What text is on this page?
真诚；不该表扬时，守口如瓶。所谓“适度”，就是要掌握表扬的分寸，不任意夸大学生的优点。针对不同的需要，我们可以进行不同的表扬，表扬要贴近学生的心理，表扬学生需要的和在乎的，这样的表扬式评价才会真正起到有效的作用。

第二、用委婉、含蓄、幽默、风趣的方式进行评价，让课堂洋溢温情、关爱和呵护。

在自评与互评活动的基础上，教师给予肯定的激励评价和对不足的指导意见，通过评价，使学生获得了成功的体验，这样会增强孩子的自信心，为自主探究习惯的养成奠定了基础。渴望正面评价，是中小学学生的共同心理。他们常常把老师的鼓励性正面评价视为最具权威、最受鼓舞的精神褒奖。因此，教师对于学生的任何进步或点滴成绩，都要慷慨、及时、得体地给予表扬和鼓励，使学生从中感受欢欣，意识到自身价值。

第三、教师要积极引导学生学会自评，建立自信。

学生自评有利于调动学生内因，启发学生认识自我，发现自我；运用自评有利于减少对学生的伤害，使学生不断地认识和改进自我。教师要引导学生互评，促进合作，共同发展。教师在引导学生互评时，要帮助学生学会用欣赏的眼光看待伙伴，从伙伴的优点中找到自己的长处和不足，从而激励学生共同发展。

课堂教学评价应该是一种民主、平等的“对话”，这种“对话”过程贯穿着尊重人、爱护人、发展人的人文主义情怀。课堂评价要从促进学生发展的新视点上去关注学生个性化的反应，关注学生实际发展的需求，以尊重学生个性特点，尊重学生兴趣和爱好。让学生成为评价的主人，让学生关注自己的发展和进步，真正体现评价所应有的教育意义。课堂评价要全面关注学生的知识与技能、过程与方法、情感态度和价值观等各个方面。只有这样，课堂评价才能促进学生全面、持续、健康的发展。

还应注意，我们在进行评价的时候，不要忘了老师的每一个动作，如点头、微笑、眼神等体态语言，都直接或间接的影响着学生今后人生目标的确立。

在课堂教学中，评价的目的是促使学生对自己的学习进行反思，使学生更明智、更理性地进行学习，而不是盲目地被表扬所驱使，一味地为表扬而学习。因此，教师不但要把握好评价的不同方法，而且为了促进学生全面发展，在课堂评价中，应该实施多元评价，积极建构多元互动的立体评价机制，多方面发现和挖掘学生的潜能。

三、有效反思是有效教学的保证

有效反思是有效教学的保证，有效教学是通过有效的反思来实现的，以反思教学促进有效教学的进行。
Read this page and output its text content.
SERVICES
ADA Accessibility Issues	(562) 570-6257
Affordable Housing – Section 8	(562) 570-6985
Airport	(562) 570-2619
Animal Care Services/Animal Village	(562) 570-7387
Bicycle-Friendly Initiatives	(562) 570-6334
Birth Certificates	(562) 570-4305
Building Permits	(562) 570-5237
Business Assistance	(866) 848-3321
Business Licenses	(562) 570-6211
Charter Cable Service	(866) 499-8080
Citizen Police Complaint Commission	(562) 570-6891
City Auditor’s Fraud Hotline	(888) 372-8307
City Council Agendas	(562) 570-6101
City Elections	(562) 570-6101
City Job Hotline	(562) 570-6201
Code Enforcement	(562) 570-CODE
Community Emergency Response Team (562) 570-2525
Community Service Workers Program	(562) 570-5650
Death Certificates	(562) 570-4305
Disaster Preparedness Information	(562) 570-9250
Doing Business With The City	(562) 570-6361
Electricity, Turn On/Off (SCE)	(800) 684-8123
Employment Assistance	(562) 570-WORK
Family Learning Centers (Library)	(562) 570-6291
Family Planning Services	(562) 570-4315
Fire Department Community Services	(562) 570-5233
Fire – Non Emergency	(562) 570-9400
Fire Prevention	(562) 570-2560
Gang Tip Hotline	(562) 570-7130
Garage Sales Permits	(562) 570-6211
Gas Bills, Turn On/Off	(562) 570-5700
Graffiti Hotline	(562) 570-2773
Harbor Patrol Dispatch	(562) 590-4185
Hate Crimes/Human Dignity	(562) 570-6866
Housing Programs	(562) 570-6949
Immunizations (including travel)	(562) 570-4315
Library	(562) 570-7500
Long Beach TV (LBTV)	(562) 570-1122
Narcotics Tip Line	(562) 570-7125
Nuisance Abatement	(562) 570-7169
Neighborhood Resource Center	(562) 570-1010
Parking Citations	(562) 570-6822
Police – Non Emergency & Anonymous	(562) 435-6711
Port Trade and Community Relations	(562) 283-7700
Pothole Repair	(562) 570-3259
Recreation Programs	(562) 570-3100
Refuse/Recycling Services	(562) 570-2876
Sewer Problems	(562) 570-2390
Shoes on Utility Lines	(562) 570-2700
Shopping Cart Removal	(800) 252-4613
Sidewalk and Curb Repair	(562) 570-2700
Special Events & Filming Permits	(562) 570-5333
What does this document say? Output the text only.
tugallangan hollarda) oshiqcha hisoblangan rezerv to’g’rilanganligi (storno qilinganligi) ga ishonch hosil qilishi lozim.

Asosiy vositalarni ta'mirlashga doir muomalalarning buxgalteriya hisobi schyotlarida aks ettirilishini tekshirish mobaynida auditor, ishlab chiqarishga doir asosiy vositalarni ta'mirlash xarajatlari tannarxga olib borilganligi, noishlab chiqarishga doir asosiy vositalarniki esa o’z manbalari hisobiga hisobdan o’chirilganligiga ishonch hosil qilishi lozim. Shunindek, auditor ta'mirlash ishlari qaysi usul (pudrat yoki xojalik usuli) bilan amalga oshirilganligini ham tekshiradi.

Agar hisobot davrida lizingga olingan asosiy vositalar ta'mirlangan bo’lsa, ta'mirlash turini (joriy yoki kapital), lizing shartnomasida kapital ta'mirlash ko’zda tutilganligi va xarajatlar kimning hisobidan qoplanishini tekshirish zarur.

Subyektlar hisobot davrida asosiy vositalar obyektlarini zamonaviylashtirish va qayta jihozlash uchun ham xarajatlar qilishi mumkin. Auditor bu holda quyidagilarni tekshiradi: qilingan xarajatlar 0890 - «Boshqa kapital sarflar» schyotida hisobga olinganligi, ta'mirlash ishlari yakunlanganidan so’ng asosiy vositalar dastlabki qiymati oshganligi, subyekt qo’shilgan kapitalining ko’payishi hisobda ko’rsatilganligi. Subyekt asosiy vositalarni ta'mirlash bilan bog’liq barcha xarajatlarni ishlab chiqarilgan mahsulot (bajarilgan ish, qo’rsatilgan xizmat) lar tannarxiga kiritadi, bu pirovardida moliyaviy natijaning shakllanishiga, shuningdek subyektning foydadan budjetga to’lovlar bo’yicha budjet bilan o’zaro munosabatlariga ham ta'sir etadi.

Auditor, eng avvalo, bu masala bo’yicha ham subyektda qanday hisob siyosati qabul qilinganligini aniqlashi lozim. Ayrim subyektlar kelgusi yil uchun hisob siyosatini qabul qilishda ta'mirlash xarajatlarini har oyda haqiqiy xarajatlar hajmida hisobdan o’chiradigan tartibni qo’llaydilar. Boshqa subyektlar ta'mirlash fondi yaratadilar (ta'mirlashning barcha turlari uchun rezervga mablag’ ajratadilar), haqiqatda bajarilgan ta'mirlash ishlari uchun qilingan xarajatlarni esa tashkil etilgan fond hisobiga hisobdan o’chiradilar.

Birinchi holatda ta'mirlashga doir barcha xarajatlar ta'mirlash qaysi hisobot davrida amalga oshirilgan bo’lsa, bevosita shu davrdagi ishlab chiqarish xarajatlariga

The problem
Consider the entries above and return each line with the string "What".

Full response
What text is on this page?
What does this document say? Output the text only.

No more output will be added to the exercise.